Exercise details
Reproduce this listing in full.

===== Data in this exercise

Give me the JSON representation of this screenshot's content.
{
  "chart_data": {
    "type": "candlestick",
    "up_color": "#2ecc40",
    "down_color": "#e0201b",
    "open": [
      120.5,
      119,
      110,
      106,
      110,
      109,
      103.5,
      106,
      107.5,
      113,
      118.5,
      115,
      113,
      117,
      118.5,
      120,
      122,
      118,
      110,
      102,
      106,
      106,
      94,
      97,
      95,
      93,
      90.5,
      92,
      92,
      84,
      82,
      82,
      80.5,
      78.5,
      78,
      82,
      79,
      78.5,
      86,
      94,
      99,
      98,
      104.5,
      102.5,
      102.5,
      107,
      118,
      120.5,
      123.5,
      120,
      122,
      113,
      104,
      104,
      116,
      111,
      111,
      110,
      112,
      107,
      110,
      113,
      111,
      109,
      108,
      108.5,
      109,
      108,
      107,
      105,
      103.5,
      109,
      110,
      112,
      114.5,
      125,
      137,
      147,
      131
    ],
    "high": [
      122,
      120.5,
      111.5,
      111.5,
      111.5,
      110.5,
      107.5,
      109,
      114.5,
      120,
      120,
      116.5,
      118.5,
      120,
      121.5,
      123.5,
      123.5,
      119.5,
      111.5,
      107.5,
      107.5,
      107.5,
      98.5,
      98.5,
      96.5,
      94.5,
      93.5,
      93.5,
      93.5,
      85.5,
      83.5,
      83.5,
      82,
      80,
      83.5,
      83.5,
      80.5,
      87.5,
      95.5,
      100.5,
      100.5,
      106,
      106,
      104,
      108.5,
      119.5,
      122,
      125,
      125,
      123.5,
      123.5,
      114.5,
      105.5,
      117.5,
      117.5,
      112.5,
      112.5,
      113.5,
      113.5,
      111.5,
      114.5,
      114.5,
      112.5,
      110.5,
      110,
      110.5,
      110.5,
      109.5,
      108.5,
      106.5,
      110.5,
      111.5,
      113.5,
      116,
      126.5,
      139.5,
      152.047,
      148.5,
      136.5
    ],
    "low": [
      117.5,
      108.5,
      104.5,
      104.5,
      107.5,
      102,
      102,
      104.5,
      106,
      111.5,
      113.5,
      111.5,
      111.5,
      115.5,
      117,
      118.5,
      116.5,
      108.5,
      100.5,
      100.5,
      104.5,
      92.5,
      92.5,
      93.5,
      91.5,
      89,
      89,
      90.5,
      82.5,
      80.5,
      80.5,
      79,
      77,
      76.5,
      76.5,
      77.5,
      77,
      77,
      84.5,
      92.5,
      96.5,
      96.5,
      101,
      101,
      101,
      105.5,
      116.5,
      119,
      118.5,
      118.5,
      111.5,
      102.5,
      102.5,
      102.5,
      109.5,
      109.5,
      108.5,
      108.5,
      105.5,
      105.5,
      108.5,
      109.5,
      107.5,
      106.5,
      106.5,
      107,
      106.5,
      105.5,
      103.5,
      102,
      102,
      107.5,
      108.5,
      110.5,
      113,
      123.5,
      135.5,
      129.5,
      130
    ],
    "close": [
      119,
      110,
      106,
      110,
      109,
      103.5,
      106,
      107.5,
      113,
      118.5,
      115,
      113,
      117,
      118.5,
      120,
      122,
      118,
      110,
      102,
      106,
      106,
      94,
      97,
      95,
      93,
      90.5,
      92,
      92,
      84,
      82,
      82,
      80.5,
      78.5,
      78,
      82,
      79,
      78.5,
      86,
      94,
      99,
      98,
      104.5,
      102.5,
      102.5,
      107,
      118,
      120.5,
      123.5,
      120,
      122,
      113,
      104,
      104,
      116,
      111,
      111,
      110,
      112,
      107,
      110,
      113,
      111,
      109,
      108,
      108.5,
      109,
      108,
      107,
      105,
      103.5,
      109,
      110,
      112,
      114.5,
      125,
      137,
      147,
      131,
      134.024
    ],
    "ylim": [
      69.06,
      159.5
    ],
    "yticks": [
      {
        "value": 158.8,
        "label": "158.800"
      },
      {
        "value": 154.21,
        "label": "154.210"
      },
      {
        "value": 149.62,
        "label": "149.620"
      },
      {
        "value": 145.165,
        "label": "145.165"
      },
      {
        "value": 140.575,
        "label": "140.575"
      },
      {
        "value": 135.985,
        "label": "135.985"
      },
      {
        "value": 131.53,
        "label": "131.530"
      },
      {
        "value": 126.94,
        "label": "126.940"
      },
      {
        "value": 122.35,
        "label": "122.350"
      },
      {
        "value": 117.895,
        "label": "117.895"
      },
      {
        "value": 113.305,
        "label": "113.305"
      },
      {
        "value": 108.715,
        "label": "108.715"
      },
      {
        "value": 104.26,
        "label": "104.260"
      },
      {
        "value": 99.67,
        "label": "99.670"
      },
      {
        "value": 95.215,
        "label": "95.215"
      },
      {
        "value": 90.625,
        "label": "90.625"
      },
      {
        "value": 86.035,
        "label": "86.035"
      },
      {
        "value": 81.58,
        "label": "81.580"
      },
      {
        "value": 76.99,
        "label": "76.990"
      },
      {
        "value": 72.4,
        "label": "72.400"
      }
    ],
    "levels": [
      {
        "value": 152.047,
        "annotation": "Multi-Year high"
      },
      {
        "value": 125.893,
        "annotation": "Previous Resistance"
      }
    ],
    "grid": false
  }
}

==========

Result below
Give me the JSON representation of this screenshot's content.
{
  "chart_data": {
    "type": "candlestick",
    "up_color": "#2ecc40",
    "down_color": "#e0201b",
    "open": [
      120.5,
      119,
      110,
      106,
      110,
      109,
      103.5,
      106,
      107.5,
      113,
      118.5,
      115,
      113,
      117,
      118.5,
      120,
      122,
      118,
      110,
      102,
      106,
      106,
      94,
      97,
      95,
      93,
      90.5,
      92,
      92,
      84,
      82,
      82,
      80.5,
      78.5,
      78,
      82,
      79,
      78.5,
      86,
      94,
      99,
      98,
      104.5,
      102.5,
      102.5,
      107,
      118,
      120.5,
      123.5,
      120,
      122,
      113,
      104,
      104,
      116,
      111,
      111,
      110,
      112,
      107,
      110,
      113,
      111,
      109,
      108,
      108.5,
      109,
      108,
      107,
      105,
      103.5,
      109,
      110,
      112,
      114.5,
      125,
      137,
      147,
      131
    ],
    "high": [
      122,
      120.5,
      111.5,
      111.5,
      111.5,
      110.5,
      107.5,
      109,
      114.5,
      120,
      120,
      116.5,
      118.5,
      120,
      121.5,
      123.5,
      123.5,
      119.5,
      111.5,
      107.5,
      107.5,
      107.5,
      98.5,
      98.5,
      96.5,
      94.5,
      93.5,
      93.5,
      93.5,
      85.5,
      83.5,
      83.5,
      82,
      80,
      83.5,
      83.5,
      80.5,
      87.5,
      95.5,
      100.5,
      100.5,
      106,
      106,
      104,
      108.5,
      119.5,
      122,
      125,
      125,
      123.5,
      123.5,
      114.5,
      105.5,
      117.5,
      117.5,
      112.5,
      112.5,
      113.5,
      113.5,
      111.5,
      114.5,
      114.5,
      112.5,
      110.5,
      110,
      110.5,
      110.5,
      109.5,
      108.5,
      106.5,
      110.5,
      111.5,
      113.5,
      116,
      126.5,
      139.5,
      152.047,
      148.5,
      136.5
    ],
    "low": [
      117.5,
      108.5,
      104.5,
      104.5,
      107.5,
      102,
      102,
      104.5,
      106,
      111.5,
      113.5,
      111.5,
      111.5,
      115.5,
      117,
      118.5,
      116.5,
      108.5,
      100.5,
      100.5,
      104.5,
      92.5,
      92.5,
      93.5,
      91.5,
      89,
      89,
      90.5,
      82.5,
      80.5,
      80.5,
      79,
      77,
      76.5,
      76.5,
      77.5,
      77,
      77,
      84.5,
      92.5,
      96.5,
      96.5,
      101,
      101,
      101,
      105.5,
      116.5,
      119,
      118.5,
      118.5,
      111.5,
      102.5,
      102.5,
      102.5,
      109.5,
      109.5,
      108.5,
      108.5,
      105.5,
      105.5,
      108.5,
      109.5,
      107.5,
      106.5,
      106.5,
      107,
      106.5,
      105.5,
      103.5,
      102,
      102,
      107.5,
      108.5,
      110.5,
      113,
      123.5,
      135.5,
      129.5,
      130
    ],
    "close": [
      119,
      110,
      106,
      110,
      109,
      103.5,
      106,
      107.5,
      113,
      118.5,
      115,
      113,
      117,
      118.5,
      120,
      122,
      118,
      110,
      102,
      106,
      106,
      94,
      97,
      95,
      93,
      90.5,
      92,
      92,
      84,
      82,
      82,
      80.5,
      78.5,
      78,
      82,
      79,
      78.5,
      86,
      94,
      99,
      98,
      104.5,
      102.5,
      102.5,
      107,
      118,
      120.5,
      123.5,
      120,
      122,
      113,
      104,
      104,
      116,
      111,
      111,
      110,
      112,
      107,
      110,
      113,
      111,
      109,
      108,
      108.5,
      109,
      108,
      107,
      105,
      103.5,
      109,
      110,
      112,
      114.5,
      125,
      137,
      147,
      131,
      134.024
    ],
    "ylim": [
      69.06,
      159.5
    ],
    "yticks": [
      {
        "value": 158.8,
        "label": "158.800"
      },
      {
        "value": 154.21,
        "label": "154.210"
      },
      {
        "value": 149.62,
        "label": "149.620"
      },
      {
        "value": 145.165,
        "label": "145.165"
      },
      {
        "value": 140.575,
        "label": "140.575"
      },
      {
        "value": 135.985,
        "label": "135.985"
      },
      {
        "value": 131.53,
        "label": "131.530"
      },
      {
        "value": 126.94,
        "label": "126.940"
      },
      {
        "value": 122.35,
        "label": "122.350"
      },
      {
        "value": 117.895,
        "label": "117.895"
      },
      {
        "value": 113.305,
        "label": "113.305"
      },
      {
        "value": 108.715,
        "label": "108.715"
      },
      {
        "value": 104.26,
        "label": "104.260"
      },
      {
        "value": 99.67,
        "label": "99.670"
      },
      {
        "value": 95.215,
        "label": "95.215"
      },
      {
        "value": 90.625,
        "label": "90.625"
      },
      {
        "value": 86.035,
        "label": "86.035"
      },
      {
        "value": 81.58,
        "label": "81.580"
      },
      {
        "value": 76.99,
        "label": "76.990"
      },
      {
        "value": 72.4,
        "label": "72.400"
      }
    ],
    "levels": [
      {
        "value": 152.047,
        "annotation": "Multi-Year high"
      },
      {
        "value": 125.893,
        "annotation": "Previous Resistance"
      }
    ],
    "grid": false
  }
}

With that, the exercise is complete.